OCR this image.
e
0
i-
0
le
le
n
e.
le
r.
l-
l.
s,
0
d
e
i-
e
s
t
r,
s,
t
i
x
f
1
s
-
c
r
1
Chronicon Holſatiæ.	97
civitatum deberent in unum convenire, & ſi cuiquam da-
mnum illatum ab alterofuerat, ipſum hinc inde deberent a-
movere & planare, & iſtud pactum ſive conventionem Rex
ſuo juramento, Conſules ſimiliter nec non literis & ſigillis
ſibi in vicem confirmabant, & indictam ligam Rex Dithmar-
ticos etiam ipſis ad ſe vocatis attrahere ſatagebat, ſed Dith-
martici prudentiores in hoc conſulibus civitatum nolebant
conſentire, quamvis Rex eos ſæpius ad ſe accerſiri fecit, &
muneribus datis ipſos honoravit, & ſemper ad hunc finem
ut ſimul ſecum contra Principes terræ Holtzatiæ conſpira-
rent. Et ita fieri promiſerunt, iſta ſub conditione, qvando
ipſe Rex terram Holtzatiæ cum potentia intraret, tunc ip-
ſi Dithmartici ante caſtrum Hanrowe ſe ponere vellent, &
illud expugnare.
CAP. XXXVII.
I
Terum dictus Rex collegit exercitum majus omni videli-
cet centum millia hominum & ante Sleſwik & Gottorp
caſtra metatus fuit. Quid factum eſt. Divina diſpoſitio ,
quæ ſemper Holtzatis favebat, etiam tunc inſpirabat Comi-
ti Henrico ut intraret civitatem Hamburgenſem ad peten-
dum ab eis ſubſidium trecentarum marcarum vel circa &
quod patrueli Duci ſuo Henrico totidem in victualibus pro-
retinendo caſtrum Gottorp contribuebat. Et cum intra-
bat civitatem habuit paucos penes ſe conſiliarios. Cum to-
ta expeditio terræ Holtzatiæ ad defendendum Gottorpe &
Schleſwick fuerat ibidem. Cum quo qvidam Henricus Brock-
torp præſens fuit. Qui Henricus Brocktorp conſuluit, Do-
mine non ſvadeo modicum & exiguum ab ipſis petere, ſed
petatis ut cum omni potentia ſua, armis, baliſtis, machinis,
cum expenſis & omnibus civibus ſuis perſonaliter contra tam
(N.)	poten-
------------------------------------------------------------------------
→ Exercise aim
Repeat the material above in full, keeping every word.

→ Exercise output
OCR this image.
e
0
i-
0
le
le
n
e.
le
r.
l-
l.
s,
0
d
e
i-
e
s
t
r,
s,
t
i
x
f
1
s
-
c
r
1
Chronicon Holſatiæ.	97
civitatum deberent in unum convenire, & ſi cuiquam da-
mnum illatum ab alterofuerat, ipſum hinc inde deberent a-
movere & planare, & iſtud pactum ſive conventionem Rex
ſuo juramento, Conſules ſimiliter nec non literis & ſigillis
ſibi in vicem confirmabant, & indictam ligam Rex Dithmar-
ticos etiam ipſis ad ſe vocatis attrahere ſatagebat, ſed Dith-
martici prudentiores in hoc conſulibus civitatum nolebant
conſentire, quamvis Rex eos ſæpius ad ſe accerſiri fecit, &
muneribus datis ipſos honoravit, & ſemper ad hunc finem
ut ſimul ſecum contra Principes terræ Holtzatiæ conſpira-
rent. Et ita fieri promiſerunt, iſta ſub conditione, qvando
ipſe Rex terram Holtzatiæ cum potentia intraret, tunc ip-
ſi Dithmartici ante caſtrum Hanrowe ſe ponere vellent, &
illud expugnare.
CAP. XXXVII.
I
Terum dictus Rex collegit exercitum majus omni videli-
cet centum millia hominum & ante Sleſwik & Gottorp
caſtra metatus fuit. Quid factum eſt. Divina diſpoſitio ,
quæ ſemper Holtzatis favebat, etiam tunc inſpirabat Comi-
ti Henrico ut intraret civitatem Hamburgenſem ad peten-
dum ab eis ſubſidium trecentarum marcarum vel circa &
quod patrueli Duci ſuo Henrico totidem in victualibus pro-
retinendo caſtrum Gottorp contribuebat. Et cum intra-
bat civitatem habuit paucos penes ſe conſiliarios. Cum to-
ta expeditio terræ Holtzatiæ ad defendendum Gottorpe &
Schleſwick fuerat ibidem. Cum quo qvidam Henricus Brock-
torp præſens fuit. Qui Henricus Brocktorp conſuluit, Do-
mine non ſvadeo modicum & exiguum ab ipſis petere, ſed
petatis ut cum omni potentia ſua, armis, baliſtis, machinis,
cum expenſis & omnibus civibus ſuis perſonaliter contra tam
(N.)	poten-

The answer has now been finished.